▸ Requirement
Look over the entries that follow and work out how many lines contain "котораго". State the number only.

▸ Records
----------

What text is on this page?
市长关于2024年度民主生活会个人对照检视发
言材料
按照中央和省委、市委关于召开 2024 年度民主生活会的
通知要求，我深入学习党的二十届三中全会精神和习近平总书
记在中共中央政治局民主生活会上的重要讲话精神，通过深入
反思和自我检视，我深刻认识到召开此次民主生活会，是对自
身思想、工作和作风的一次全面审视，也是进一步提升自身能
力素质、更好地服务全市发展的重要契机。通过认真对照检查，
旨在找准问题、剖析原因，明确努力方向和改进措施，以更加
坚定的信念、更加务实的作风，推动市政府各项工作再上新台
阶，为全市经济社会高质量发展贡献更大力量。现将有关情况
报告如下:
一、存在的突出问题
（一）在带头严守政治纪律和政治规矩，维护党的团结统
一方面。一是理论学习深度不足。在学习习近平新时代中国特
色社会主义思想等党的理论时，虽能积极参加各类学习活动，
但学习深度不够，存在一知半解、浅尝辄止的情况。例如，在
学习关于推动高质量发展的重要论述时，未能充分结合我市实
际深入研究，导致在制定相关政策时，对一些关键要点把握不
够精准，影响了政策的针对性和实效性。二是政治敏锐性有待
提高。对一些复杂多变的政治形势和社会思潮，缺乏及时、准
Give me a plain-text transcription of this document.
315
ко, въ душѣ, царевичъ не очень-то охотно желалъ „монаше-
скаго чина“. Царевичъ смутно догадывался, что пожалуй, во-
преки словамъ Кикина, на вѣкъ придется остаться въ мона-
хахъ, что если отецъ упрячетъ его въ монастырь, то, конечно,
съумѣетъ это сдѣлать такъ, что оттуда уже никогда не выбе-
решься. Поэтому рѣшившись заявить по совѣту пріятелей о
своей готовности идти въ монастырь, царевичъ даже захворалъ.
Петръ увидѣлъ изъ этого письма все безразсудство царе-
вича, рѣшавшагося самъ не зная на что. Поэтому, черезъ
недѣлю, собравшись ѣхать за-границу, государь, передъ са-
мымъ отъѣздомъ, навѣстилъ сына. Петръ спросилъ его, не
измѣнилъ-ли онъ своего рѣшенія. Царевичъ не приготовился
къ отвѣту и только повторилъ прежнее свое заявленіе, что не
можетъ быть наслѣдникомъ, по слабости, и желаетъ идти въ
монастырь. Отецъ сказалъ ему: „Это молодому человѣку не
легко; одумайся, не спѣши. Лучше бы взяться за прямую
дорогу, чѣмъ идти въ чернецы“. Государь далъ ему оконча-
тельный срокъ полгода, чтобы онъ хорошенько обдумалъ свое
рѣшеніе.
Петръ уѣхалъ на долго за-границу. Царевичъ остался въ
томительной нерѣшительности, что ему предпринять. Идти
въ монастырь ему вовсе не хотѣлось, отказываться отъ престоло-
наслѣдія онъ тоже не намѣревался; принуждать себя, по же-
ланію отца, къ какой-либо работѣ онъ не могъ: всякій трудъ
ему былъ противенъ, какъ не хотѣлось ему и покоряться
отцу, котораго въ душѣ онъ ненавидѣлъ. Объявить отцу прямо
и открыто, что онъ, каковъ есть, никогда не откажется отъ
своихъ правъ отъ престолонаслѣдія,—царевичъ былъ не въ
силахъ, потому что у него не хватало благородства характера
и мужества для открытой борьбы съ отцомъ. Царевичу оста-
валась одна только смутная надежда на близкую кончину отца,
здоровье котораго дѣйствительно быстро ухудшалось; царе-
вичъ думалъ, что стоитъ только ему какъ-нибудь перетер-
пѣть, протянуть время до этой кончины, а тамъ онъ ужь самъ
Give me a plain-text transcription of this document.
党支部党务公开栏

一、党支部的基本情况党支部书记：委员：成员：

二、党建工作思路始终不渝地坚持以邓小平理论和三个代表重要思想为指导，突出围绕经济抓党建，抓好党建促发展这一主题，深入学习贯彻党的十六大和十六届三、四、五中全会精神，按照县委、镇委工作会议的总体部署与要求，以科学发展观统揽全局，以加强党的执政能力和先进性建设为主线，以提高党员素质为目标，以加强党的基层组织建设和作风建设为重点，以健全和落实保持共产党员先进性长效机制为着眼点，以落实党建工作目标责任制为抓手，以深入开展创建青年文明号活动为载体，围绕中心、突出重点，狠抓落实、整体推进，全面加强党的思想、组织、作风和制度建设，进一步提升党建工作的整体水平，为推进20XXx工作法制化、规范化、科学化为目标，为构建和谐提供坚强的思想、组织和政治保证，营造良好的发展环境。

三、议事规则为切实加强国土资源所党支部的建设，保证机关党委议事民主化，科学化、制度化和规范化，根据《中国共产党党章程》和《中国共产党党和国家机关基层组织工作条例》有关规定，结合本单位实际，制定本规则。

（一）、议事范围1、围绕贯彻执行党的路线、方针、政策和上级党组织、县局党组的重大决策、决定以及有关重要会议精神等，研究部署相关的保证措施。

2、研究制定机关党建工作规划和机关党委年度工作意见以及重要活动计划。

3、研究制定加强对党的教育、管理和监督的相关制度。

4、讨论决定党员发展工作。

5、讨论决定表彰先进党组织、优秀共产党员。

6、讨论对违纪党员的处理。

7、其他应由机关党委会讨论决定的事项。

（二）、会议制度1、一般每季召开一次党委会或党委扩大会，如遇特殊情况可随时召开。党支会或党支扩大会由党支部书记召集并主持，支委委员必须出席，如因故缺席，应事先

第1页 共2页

----------

▸ Answer
2